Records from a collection
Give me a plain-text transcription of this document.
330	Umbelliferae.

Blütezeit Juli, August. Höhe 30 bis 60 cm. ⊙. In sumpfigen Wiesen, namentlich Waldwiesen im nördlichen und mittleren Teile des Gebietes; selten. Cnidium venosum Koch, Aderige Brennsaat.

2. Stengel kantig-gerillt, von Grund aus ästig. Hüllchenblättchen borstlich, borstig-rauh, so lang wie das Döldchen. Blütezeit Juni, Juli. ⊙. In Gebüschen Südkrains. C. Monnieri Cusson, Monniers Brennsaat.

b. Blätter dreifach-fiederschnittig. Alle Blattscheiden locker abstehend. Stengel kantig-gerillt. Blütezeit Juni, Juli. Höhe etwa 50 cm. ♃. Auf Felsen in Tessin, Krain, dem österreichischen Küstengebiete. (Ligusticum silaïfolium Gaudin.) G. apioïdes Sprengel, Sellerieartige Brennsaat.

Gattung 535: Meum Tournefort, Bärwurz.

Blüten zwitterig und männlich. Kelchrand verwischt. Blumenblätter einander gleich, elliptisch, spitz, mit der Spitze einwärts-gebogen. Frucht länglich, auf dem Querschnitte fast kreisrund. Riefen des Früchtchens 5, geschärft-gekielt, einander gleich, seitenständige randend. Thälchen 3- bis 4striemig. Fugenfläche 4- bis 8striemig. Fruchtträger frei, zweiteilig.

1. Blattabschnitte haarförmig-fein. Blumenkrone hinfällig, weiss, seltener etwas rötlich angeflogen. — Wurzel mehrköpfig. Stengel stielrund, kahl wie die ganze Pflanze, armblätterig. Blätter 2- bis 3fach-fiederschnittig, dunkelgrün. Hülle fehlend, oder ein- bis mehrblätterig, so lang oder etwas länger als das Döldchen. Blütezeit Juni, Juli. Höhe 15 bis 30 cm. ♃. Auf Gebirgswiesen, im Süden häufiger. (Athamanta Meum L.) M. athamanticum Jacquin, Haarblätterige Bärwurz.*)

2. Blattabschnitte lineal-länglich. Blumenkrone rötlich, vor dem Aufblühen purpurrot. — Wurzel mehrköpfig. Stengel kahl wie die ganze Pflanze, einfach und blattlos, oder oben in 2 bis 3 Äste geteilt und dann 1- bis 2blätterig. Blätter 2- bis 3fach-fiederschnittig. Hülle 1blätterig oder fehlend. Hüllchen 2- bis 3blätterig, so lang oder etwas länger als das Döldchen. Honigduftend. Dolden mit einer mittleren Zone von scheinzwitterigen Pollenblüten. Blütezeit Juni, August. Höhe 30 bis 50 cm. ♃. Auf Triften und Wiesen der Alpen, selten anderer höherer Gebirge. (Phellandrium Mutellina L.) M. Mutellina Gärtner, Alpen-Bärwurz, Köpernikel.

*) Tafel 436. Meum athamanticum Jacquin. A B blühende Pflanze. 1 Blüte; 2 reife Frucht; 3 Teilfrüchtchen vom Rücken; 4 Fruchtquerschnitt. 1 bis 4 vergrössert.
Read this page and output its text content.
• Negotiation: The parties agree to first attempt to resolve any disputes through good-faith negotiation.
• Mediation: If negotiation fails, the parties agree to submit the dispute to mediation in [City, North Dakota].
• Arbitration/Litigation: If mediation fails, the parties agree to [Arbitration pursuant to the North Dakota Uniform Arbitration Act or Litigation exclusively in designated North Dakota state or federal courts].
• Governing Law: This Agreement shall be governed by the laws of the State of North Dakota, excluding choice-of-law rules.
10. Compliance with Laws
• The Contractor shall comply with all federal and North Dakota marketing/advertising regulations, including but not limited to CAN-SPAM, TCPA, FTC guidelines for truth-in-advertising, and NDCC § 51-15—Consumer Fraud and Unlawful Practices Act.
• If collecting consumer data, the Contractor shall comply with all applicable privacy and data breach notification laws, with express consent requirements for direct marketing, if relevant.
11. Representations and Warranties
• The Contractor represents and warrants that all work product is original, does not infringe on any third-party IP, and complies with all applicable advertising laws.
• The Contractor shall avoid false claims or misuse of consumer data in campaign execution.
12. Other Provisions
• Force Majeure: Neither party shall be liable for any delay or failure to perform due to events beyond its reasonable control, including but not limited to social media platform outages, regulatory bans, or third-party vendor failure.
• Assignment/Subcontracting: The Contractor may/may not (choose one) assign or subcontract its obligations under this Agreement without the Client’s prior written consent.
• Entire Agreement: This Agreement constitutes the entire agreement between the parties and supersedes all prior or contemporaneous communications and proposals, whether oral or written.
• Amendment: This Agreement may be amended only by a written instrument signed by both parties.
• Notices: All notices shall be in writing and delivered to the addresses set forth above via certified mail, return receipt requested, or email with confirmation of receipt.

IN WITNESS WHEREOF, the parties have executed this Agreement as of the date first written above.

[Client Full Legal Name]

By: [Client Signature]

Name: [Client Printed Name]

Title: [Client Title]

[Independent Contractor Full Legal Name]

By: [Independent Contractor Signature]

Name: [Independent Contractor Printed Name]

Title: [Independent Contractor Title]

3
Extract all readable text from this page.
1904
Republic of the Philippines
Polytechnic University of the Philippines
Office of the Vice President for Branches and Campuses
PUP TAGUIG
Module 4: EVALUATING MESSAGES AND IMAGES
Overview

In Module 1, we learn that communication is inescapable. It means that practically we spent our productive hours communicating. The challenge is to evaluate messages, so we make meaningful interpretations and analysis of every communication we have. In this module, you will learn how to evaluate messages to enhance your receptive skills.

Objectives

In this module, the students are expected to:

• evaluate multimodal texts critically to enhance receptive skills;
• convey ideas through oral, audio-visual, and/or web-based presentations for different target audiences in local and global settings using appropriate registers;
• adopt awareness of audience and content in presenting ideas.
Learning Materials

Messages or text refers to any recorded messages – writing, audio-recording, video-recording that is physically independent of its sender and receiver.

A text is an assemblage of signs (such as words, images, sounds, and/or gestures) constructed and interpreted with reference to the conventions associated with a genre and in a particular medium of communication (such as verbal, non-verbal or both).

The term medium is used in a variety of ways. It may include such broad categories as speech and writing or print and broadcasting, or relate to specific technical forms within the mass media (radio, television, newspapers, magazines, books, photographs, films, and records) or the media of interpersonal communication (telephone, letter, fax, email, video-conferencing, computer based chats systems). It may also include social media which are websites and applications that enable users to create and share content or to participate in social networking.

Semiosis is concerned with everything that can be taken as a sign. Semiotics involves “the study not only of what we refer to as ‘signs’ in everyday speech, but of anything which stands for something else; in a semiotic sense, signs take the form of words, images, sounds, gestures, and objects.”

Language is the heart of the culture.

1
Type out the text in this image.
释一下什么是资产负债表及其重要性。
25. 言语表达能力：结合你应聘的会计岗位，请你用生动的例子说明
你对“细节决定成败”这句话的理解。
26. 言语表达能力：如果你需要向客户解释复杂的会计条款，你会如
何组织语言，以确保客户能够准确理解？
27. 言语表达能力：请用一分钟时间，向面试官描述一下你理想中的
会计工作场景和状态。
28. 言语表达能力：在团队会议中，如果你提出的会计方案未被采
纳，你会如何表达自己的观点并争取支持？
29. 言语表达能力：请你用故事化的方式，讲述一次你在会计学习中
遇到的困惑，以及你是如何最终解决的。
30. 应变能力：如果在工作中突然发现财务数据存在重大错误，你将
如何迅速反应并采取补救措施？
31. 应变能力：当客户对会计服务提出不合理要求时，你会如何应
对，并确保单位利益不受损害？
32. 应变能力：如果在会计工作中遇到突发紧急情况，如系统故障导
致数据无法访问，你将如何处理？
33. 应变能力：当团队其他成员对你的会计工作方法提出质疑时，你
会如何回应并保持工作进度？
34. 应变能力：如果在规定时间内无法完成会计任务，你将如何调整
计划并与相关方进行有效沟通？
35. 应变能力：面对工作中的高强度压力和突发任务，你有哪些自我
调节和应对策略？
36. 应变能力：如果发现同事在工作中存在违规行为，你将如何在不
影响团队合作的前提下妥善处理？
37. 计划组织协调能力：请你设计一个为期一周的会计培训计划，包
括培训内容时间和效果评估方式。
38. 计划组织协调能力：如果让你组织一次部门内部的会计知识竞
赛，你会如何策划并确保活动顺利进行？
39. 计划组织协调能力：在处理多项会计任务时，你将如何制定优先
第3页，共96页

What is expected: Pick out every line holding the string "shall" and return it.

Response:
• Governing Law: This Agreement shall be governed by the laws of the State of North Dakota, excluding choice-of-law rules.
• The Contractor shall comply with all federal and North Dakota marketing/advertising regulations, including but not limited to CAN-SPAM, TCPA, FTC guidelines for truth-in-advertising, and NDCC § 51-15—Consumer Fraud and Unlawful Practices Act.
• If collecting consumer data, the Contractor shall comply with all applicable privacy and data breach notification laws, with express consent requirements for direct marketing, if relevant.
• The Contractor shall avoid false claims or misuse of consumer data in campaign execution.
• Force Majeure: Neither party shall be liable for any delay or failure to perform due to events beyond its reasonable control, including but not limited to social media platform outages, regulatory bans, or third-party vendor failure.
• Notices: All notices shall be in writing and delivered to the addresses set forth above via certified mail, return receipt requested, or email with confirmation of receipt.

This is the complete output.